DIRECTION: Your task is to copy the listing exactly, with the pictures left out.

[Stored data entries]
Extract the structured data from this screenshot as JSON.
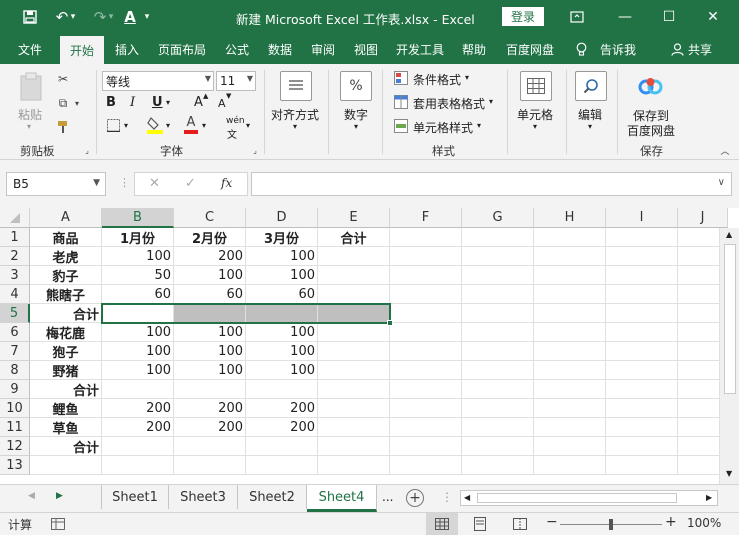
{
  "titlebar": {
    "title": "新建 Microsoft Excel 工作表.xlsx  -  Excel",
    "login": "登录",
    "bg_color": "#217346"
  },
  "menu": {
    "tabs": [
      "文件",
      "开始",
      "插入",
      "页面布局",
      "公式",
      "数据",
      "审阅",
      "视图",
      "开发工具",
      "帮助",
      "百度网盘",
      "告诉我",
      "共享"
    ],
    "active": "开始"
  },
  "ribbon": {
    "clipboard": {
      "paste": "粘贴",
      "label": "剪贴板"
    },
    "font": {
      "name": "等线",
      "size": "11",
      "bold": "B",
      "italic": "I",
      "underline": "U",
      "grow": "A",
      "shrink": "A",
      "color_a": "A",
      "wen": "wén",
      "label": "字体"
    },
    "alignment": {
      "label": "对齐方式"
    },
    "number": {
      "label": "数字",
      "symbol": "%"
    },
    "styles": {
      "conditional": "条件格式",
      "table": "套用表格格式",
      "cell": "单元格样式",
      "label": "样式"
    },
    "cells": {
      "label": "单元格"
    },
    "editing": {
      "label": "编辑"
    },
    "save": {
      "line1": "保存到",
      "line2": "百度网盘",
      "label": "保存"
    }
  },
  "formula_bar": {
    "name_box": "B5",
    "cancel": "✕",
    "enter": "✓",
    "fx": "fx",
    "value": ""
  },
  "grid": {
    "columns": [
      "A",
      "B",
      "C",
      "D",
      "E",
      "F",
      "G",
      "H",
      "I",
      "J"
    ],
    "rows": [
      "1",
      "2",
      "3",
      "4",
      "5",
      "6",
      "7",
      "8",
      "9",
      "10",
      "11",
      "12",
      "13"
    ],
    "selected_cell": "B5",
    "cells": [
      [
        "商品",
        "1月份",
        "2月份",
        "3月份",
        "合计"
      ],
      [
        "老虎",
        "100",
        "200",
        "100",
        ""
      ],
      [
        "豹子",
        "50",
        "100",
        "100",
        ""
      ],
      [
        "熊瞎子",
        "60",
        "60",
        "60",
        ""
      ],
      [
        "合计",
        "",
        "",
        "",
        ""
      ],
      [
        "梅花鹿",
        "100",
        "100",
        "100",
        ""
      ],
      [
        "狍子",
        "100",
        "100",
        "100",
        ""
      ],
      [
        "野猪",
        "100",
        "100",
        "100",
        ""
      ],
      [
        "合计",
        "",
        "",
        "",
        ""
      ],
      [
        "鲤鱼",
        "200",
        "200",
        "200",
        ""
      ],
      [
        "草鱼",
        "200",
        "200",
        "200",
        ""
      ],
      [
        "合计",
        "",
        "",
        "",
        ""
      ],
      [
        "",
        "",
        "",
        "",
        ""
      ]
    ]
  },
  "sheets": {
    "tabs": [
      "Sheet1",
      "Sheet3",
      "Sheet2",
      "Sheet4"
    ],
    "active": "Sheet4",
    "more": "...",
    "add": "+"
  },
  "status": {
    "mode": "计算",
    "zoom": "100%",
    "zoom_minus": "−",
    "zoom_plus": "+"
  }
}
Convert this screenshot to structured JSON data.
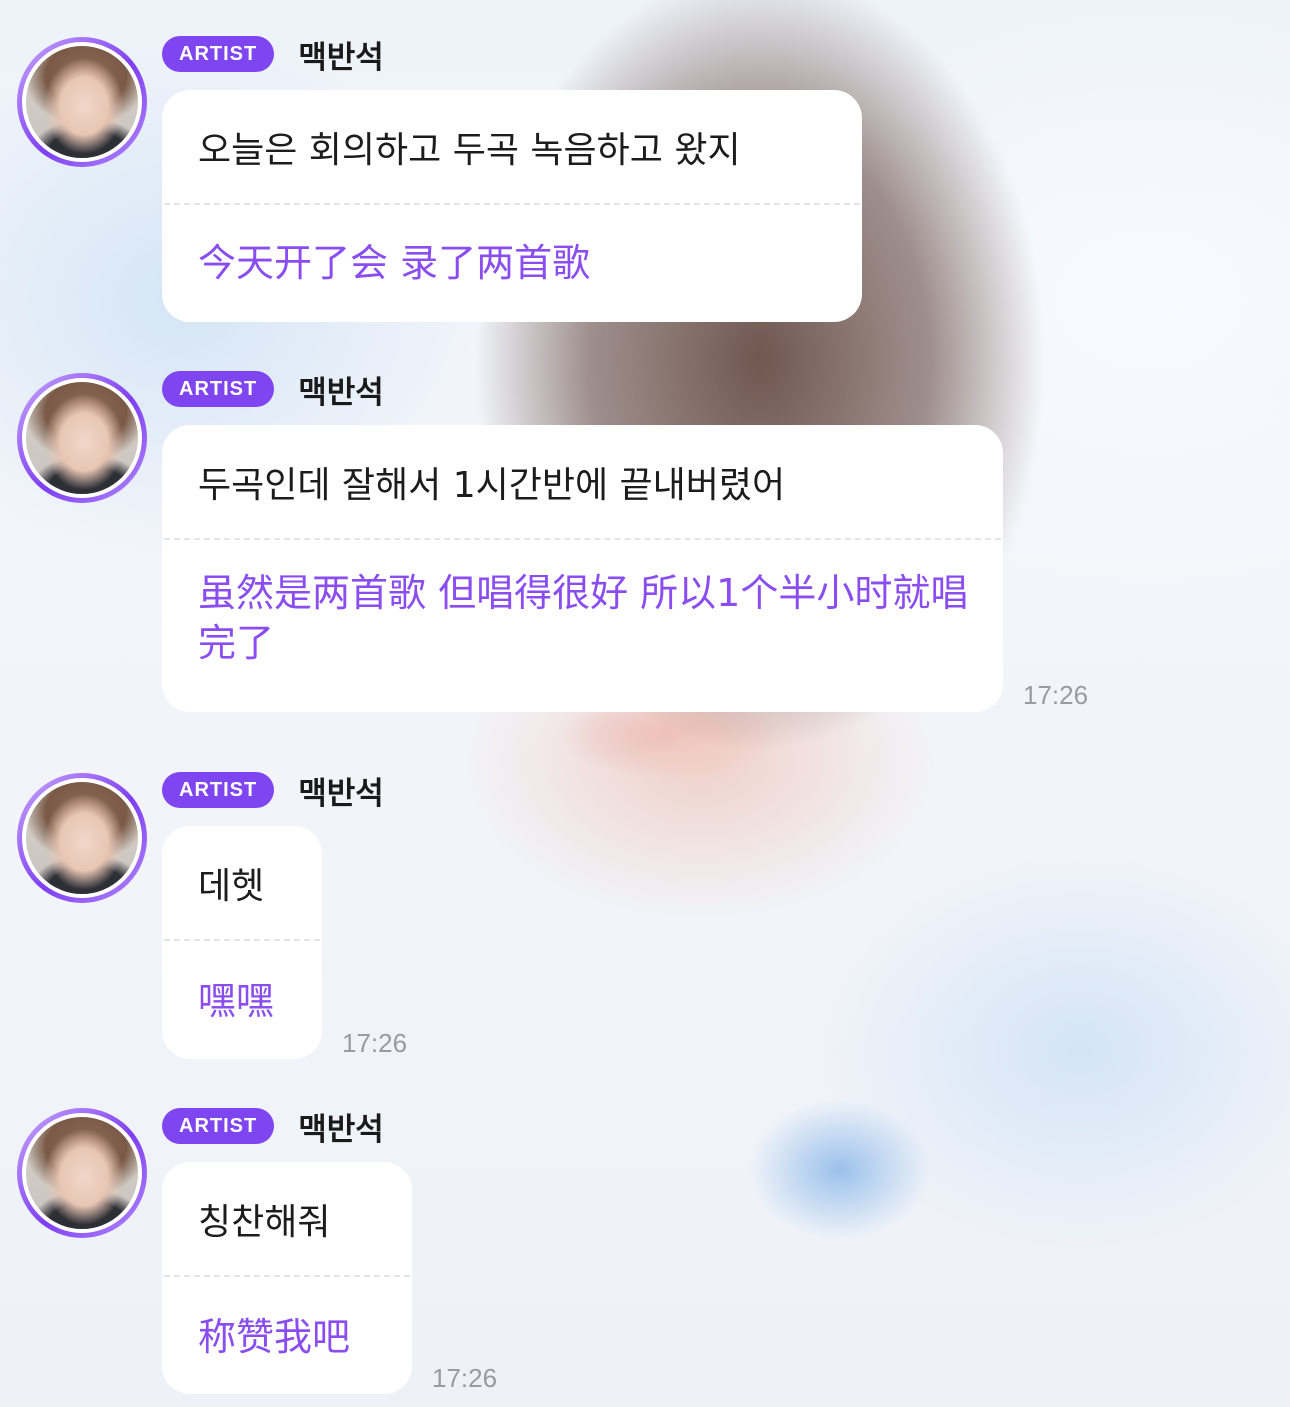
{
  "messages": [
    {
      "badge": "ARTIST",
      "sender": "맥반석",
      "original": "오늘은 회의하고 두곡 녹음하고 왔지",
      "translation": "今天开了会 录了两首歌",
      "time": ""
    },
    {
      "badge": "ARTIST",
      "sender": "맥반석",
      "original": "두곡인데 잘해서 1시간반에 끝내버렸어",
      "translation": "虽然是两首歌 但唱得很好 所以1个半小时就唱完了",
      "time": "17:26"
    },
    {
      "badge": "ARTIST",
      "sender": "맥반석",
      "original": "데헷",
      "translation": "嘿嘿",
      "time": "17:26"
    },
    {
      "badge": "ARTIST",
      "sender": "맥반석",
      "original": "칭찬해줘",
      "translation": "称赞我吧",
      "time": "17:26"
    }
  ]
}
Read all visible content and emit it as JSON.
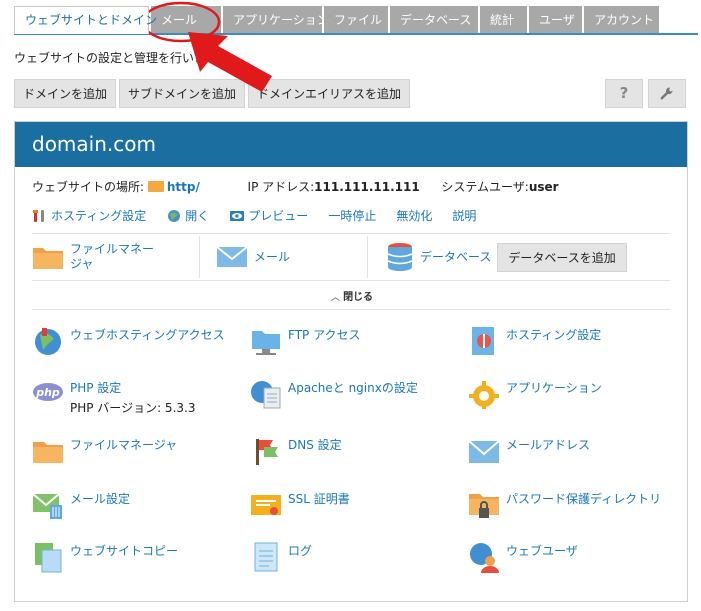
{
  "tabs": [
    {
      "label": "ウェブサイトとドメイン",
      "active": true
    },
    {
      "label": "メール"
    },
    {
      "label": "アプリケーション"
    },
    {
      "label": "ファイル"
    },
    {
      "label": "データベース"
    },
    {
      "label": "統計"
    },
    {
      "label": "ユーザ"
    },
    {
      "label": "アカウント"
    }
  ],
  "subtitle": "ウェブサイトの設定と管理を行います",
  "toolbar": {
    "add_domain": "ドメインを追加",
    "add_subdomain": "サブドメインを追加",
    "add_alias": "ドメインエイリアスを追加",
    "help": "?",
    "tools_icon": "wrench-icon"
  },
  "domain": {
    "name": "domain.com",
    "location_label": "ウェブサイトの場所:",
    "location_value": "http/",
    "ip_label": "IP アドレス:",
    "ip_value": "111.111.11.111",
    "sysuser_label": "システムユーザ:",
    "sysuser_value": "user"
  },
  "actions": [
    {
      "label": "ホスティング設定",
      "icon": "tools-icon"
    },
    {
      "label": "開く",
      "icon": "globe-open-icon"
    },
    {
      "label": "プレビュー",
      "icon": "eye-icon"
    },
    {
      "label": "一時停止"
    },
    {
      "label": "無効化"
    },
    {
      "label": "説明"
    }
  ],
  "quick": {
    "file_manager": "ファイルマネージャ",
    "file_manager_line1": "ファイルマネー",
    "file_manager_line2": "ジャ",
    "mail": "メール",
    "database": "データベース",
    "add_database": "データベースを追加"
  },
  "collapse_label": "閉じる",
  "tools": [
    {
      "label": "ウェブホスティングアクセス",
      "icon": "globe-user-icon"
    },
    {
      "label": "FTP アクセス",
      "icon": "ftp-folder-icon"
    },
    {
      "label": "ホスティング設定",
      "icon": "hosting-settings-icon"
    },
    {
      "label": "PHP 設定",
      "sub": "PHP バージョン: 5.3.3",
      "icon": "php-icon"
    },
    {
      "label": "Apacheと nginxの設定",
      "icon": "server-globe-icon"
    },
    {
      "label": "アプリケーション",
      "icon": "gear-icon"
    },
    {
      "label": "ファイルマネージャ",
      "icon": "folder-icon"
    },
    {
      "label": "DNS 設定",
      "icon": "flags-icon"
    },
    {
      "label": "メールアドレス",
      "icon": "envelope-icon"
    },
    {
      "label": "メール設定",
      "icon": "mail-settings-icon"
    },
    {
      "label": "SSL 証明書",
      "icon": "certificate-icon"
    },
    {
      "label": "パスワード保護ディレクトリ",
      "icon": "locked-folder-icon"
    },
    {
      "label": "ウェブサイトコピー",
      "icon": "copy-icon"
    },
    {
      "label": "ログ",
      "icon": "log-icon"
    },
    {
      "label": "ウェブユーザ",
      "icon": "web-user-icon"
    }
  ],
  "colors": {
    "accent": "#1a6fa0",
    "link": "#1a78b8",
    "tab_inactive": "#a8a8a8",
    "annotation": "#e0191b"
  }
}
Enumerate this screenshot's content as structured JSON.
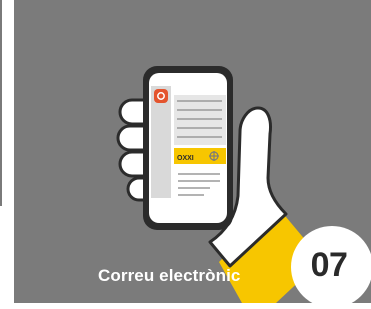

SOLUTION FOR THIS TASK:
Extract the structured data from this screenshot as JSON.
{
  "titlebar": {
    "title": "新建 Microsoft Excel 工作表.xlsx  -  Excel",
    "login": "登录",
    "bg_color": "#217346"
  },
  "menu": {
    "tabs": [
      "文件",
      "开始",
      "插入",
      "页面布局",
      "公式",
      "数据",
      "审阅",
      "视图",
      "开发工具",
      "帮助",
      "百度网盘",
      "告诉我",
      "共享"
    ],
    "active": "开始"
  },
  "ribbon": {
    "clipboard": {
      "paste": "粘贴",
      "label": "剪贴板"
    },
    "font": {
      "name": "等线",
      "size": "11",
      "bold": "B",
      "italic": "I",
      "underline": "U",
      "grow": "A",
      "shrink": "A",
      "color_a": "A",
      "wen": "wén",
      "label": "字体"
    },
    "alignment": {
      "label": "对齐方式"
    },
    "number": {
      "label": "数字",
      "symbol": "%"
    },
    "styles": {
      "conditional": "条件格式",
      "table": "套用表格格式",
      "cell": "单元格样式",
      "label": "样式"
    },
    "cells": {
      "label": "单元格"
    },
    "editing": {
      "label": "编辑"
    },
    "save": {
      "line1": "保存到",
      "line2": "百度网盘",
      "label": "保存"
    }
  },
  "formula_bar": {
    "name_box": "B5",
    "cancel": "✕",
    "enter": "✓",
    "fx": "fx",
    "value": ""
  },
  "grid": {
    "columns": [
      "A",
      "B",
      "C",
      "D",
      "E",
      "F",
      "G",
      "H",
      "I",
      "J"
    ],
    "rows": [
      "1",
      "2",
      "3",
      "4",
      "5",
      "6",
      "7",
      "8",
      "9",
      "10",
      "11",
      "12",
      "13"
    ],
    "selected_cell": "B5",
    "cells": [
      [
        "商品",
        "1月份",
        "2月份",
        "3月份",
        "合计"
      ],
      [
        "老虎",
        "100",
        "200",
        "100",
        ""
      ],
      [
        "豹子",
        "50",
        "100",
        "100",
        ""
      ],
      [
        "熊瞎子",
        "60",
        "60",
        "60",
        ""
      ],
      [
        "合计",
        "",
        "",
        "",
        ""
      ],
      [
        "梅花鹿",
        "100",
        "100",
        "100",
        ""
      ],
      [
        "狍子",
        "100",
        "100",
        "100",
        ""
      ],
      [
        "野猪",
        "100",
        "100",
        "100",
        ""
      ],
      [
        "合计",
        "",
        "",
        "",
        ""
      ],
      [
        "鲤鱼",
        "200",
        "200",
        "200",
        ""
      ],
      [
        "草鱼",
        "200",
        "200",
        "200",
        ""
      ],
      [
        "合计",
        "",
        "",
        "",
        ""
      ],
      [
        "",
        "",
        "",
        "",
        ""
      ]
    ]
  },
  "sheets": {
    "tabs": [
      "Sheet1",
      "Sheet3",
      "Sheet2",
      "Sheet4"
    ],
    "active": "Sheet4",
    "more": "...",
    "add": "+"
  },
  "status": {
    "mode": "计算",
    "zoom": "100%",
    "zoom_minus": "−",
    "zoom_plus": "+"
  }
}
Convert this screenshot to structured JSON data.
{
  "messages": [
    {
      "badge": "ARTIST",
      "sender": "맥반석",
      "original": "오늘은 회의하고 두곡 녹음하고 왔지",
      "translation": "今天开了会 录了两首歌",
      "time": ""
    },
    {
      "badge": "ARTIST",
      "sender": "맥반석",
      "original": "두곡인데 잘해서 1시간반에 끝내버렸어",
      "translation": "虽然是两首歌 但唱得很好 所以1个半小时就唱完了",
      "time": "17:26"
    },
    {
      "badge": "ARTIST",
      "sender": "맥반석",
      "original": "데헷",
      "translation": "嘿嘿",
      "time": "17:26"
    },
    {
      "badge": "ARTIST",
      "sender": "맥반석",
      "original": "칭찬해줘",
      "translation": "称赞我吧",
      "time": "17:26"
    }
  ]
}
Read all visible content and emit it as JSON.
{
  "tabs": [
    {
      "label": "ウェブサイトとドメイン",
      "active": true
    },
    {
      "label": "メール"
    },
    {
      "label": "アプリケーション"
    },
    {
      "label": "ファイル"
    },
    {
      "label": "データベース"
    },
    {
      "label": "統計"
    },
    {
      "label": "ユーザ"
    },
    {
      "label": "アカウント"
    }
  ],
  "subtitle": "ウェブサイトの設定と管理を行います",
  "toolbar": {
    "add_domain": "ドメインを追加",
    "add_subdomain": "サブドメインを追加",
    "add_alias": "ドメインエイリアスを追加",
    "help": "?",
    "tools_icon": "wrench-icon"
  },
  "domain": {
    "name": "domain.com",
    "location_label": "ウェブサイトの場所:",
    "location_value": "http/",
    "ip_label": "IP アドレス:",
    "ip_value": "111.111.11.111",
    "sysuser_label": "システムユーザ:",
    "sysuser_value": "user"
  },
  "actions": [
    {
      "label": "ホスティング設定",
      "icon": "tools-icon"
    },
    {
      "label": "開く",
      "icon": "globe-open-icon"
    },
    {
      "label": "プレビュー",
      "icon": "eye-icon"
    },
    {
      "label": "一時停止"
    },
    {
      "label": "無効化"
    },
    {
      "label": "説明"
    }
  ],
  "quick": {
    "file_manager": "ファイルマネージャ",
    "file_manager_line1": "ファイルマネー",
    "file_manager_line2": "ジャ",
    "mail": "メール",
    "database": "データベース",
    "add_database": "データベースを追加"
  },
  "collapse_label": "閉じる",
  "tools": [
    {
      "label": "ウェブホスティングアクセス",
      "icon": "globe-user-icon"
    },
    {
      "label": "FTP アクセス",
      "icon": "ftp-folder-icon"
    },
    {
      "label": "ホスティング設定",
      "icon": "hosting-settings-icon"
    },
    {
      "label": "PHP 設定",
      "sub": "PHP バージョン: 5.3.3",
      "icon": "php-icon"
    },
    {
      "label": "Apacheと nginxの設定",
      "icon": "server-globe-icon"
    },
    {
      "label": "アプリケーション",
      "icon": "gear-icon"
    },
    {
      "label": "ファイルマネージャ",
      "icon": "folder-icon"
    },
    {
      "label": "DNS 設定",
      "icon": "flags-icon"
    },
    {
      "label": "メールアドレス",
      "icon": "envelope-icon"
    },
    {
      "label": "メール設定",
      "icon": "mail-settings-icon"
    },
    {
      "label": "SSL 証明書",
      "icon": "certificate-icon"
    },
    {
      "label": "パスワード保護ディレクトリ",
      "icon": "locked-folder-icon"
    },
    {
      "label": "ウェブサイトコピー",
      "icon": "copy-icon"
    },
    {
      "label": "ログ",
      "icon": "log-icon"
    },
    {
      "label": "ウェブユーザ",
      "icon": "web-user-icon"
    }
  ],
  "colors": {
    "accent": "#1a6fa0",
    "link": "#1a78b8",
    "tab_inactive": "#a8a8a8",
    "annotation": "#e0191b"
  }
}
Enumerate this screenshot's content as structured JSON.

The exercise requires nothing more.